## Start LISTED RECORDS

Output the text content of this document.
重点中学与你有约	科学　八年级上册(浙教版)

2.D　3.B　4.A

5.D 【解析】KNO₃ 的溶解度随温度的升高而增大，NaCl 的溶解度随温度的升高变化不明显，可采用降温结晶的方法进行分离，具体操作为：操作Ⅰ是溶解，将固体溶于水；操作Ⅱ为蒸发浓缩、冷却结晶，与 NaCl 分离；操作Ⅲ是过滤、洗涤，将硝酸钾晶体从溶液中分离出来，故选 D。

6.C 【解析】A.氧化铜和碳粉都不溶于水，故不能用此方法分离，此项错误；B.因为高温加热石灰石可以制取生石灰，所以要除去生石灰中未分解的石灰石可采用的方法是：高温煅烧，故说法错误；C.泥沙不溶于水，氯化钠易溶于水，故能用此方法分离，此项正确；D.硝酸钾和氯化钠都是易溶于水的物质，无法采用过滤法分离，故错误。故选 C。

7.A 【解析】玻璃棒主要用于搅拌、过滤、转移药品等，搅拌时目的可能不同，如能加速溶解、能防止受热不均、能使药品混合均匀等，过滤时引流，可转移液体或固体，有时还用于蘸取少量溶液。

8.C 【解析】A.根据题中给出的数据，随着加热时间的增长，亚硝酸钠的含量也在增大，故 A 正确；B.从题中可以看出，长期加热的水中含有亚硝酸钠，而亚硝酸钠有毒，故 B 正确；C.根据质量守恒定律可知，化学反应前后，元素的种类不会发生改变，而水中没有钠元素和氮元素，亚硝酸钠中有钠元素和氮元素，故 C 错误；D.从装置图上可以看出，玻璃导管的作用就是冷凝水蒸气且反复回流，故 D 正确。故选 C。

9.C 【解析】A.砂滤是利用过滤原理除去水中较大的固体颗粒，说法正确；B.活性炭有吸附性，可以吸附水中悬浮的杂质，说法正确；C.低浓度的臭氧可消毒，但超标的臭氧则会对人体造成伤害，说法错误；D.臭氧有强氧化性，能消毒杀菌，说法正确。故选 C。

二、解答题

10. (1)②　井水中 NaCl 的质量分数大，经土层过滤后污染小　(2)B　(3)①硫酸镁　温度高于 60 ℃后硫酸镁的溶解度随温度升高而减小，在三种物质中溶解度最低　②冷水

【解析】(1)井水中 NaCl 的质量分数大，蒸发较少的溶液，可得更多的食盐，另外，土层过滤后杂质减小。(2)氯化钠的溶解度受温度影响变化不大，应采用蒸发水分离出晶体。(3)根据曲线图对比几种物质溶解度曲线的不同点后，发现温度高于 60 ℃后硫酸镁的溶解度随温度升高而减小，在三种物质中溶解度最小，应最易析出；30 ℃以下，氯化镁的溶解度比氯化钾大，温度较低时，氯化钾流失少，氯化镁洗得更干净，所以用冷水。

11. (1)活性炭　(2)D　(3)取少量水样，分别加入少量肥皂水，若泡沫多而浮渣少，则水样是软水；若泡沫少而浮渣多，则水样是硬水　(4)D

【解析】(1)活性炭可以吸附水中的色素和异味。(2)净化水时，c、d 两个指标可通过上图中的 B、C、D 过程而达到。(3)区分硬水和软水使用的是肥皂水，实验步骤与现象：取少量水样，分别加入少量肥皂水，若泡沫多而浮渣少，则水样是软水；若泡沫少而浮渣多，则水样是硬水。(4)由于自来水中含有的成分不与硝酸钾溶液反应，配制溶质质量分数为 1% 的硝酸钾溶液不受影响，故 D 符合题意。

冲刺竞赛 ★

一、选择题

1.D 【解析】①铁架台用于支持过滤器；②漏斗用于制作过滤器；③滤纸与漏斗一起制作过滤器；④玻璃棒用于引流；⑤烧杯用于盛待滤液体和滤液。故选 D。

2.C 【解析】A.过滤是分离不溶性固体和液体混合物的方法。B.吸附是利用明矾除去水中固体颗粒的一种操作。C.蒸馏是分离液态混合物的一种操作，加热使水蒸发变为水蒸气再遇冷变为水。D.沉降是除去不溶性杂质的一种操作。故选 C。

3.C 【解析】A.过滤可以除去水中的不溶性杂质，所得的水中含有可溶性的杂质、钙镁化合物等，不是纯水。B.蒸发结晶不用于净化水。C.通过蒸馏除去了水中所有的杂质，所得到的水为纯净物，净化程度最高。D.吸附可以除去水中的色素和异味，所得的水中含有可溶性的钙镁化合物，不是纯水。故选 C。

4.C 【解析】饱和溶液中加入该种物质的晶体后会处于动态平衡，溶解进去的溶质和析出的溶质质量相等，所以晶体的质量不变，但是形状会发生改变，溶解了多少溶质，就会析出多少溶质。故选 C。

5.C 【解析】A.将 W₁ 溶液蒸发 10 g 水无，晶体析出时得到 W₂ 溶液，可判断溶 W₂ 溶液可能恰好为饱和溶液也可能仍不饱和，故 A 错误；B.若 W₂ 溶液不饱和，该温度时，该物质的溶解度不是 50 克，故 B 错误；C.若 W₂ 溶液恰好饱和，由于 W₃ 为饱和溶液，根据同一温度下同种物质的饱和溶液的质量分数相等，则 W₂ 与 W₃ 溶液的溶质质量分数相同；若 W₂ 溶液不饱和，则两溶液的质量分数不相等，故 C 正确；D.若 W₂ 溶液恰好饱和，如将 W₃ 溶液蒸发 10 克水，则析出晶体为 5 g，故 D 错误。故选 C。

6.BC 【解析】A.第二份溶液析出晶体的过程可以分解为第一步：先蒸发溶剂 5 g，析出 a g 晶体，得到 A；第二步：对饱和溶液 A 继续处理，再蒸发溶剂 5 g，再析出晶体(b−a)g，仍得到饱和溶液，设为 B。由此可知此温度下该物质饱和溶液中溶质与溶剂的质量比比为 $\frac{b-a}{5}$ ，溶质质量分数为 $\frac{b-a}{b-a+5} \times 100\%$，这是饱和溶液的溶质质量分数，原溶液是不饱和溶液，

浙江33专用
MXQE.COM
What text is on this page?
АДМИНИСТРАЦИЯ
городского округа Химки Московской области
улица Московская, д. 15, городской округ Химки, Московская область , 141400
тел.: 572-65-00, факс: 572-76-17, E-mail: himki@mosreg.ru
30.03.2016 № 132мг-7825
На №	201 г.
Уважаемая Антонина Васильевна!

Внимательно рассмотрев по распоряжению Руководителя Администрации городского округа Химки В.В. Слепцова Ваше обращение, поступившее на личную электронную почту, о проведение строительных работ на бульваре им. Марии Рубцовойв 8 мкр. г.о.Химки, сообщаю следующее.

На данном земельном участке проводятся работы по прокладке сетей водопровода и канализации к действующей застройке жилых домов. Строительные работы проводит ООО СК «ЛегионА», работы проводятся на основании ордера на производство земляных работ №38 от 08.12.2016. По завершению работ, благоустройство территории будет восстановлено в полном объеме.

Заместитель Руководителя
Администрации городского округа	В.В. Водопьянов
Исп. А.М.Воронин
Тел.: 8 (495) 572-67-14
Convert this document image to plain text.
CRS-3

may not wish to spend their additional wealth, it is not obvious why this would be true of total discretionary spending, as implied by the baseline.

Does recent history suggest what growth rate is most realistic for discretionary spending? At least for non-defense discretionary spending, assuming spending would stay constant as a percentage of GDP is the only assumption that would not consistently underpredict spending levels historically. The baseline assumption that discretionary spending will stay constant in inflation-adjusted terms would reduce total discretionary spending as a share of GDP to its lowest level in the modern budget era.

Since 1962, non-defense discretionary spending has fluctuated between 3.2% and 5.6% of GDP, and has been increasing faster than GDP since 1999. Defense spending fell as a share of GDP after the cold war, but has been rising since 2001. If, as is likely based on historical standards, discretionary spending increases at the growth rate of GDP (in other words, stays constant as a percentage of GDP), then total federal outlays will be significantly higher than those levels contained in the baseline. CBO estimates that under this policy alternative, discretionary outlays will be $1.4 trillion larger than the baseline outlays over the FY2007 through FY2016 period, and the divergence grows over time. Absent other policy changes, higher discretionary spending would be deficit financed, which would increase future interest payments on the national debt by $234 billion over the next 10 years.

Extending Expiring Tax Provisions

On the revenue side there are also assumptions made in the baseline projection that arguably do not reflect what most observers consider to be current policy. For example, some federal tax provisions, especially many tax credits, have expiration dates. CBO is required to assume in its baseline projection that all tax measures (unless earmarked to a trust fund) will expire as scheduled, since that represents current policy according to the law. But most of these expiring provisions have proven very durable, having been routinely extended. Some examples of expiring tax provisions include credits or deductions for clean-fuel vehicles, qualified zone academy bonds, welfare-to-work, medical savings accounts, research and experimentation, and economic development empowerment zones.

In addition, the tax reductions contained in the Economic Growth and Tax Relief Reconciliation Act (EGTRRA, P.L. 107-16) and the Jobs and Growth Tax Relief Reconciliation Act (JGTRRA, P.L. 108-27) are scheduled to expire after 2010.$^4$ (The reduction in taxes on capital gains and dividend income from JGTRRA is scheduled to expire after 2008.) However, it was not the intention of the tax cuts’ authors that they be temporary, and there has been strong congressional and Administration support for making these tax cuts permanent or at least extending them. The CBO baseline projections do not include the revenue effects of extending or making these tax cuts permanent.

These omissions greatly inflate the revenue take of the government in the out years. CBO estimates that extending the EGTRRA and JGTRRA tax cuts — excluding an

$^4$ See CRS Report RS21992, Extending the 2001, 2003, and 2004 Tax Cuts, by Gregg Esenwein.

## End LISTED RECORDS

## STATED EXERCISE
Give only the number of lines in the material above that hold the word "городского".

## REPLY TO THE TASK
3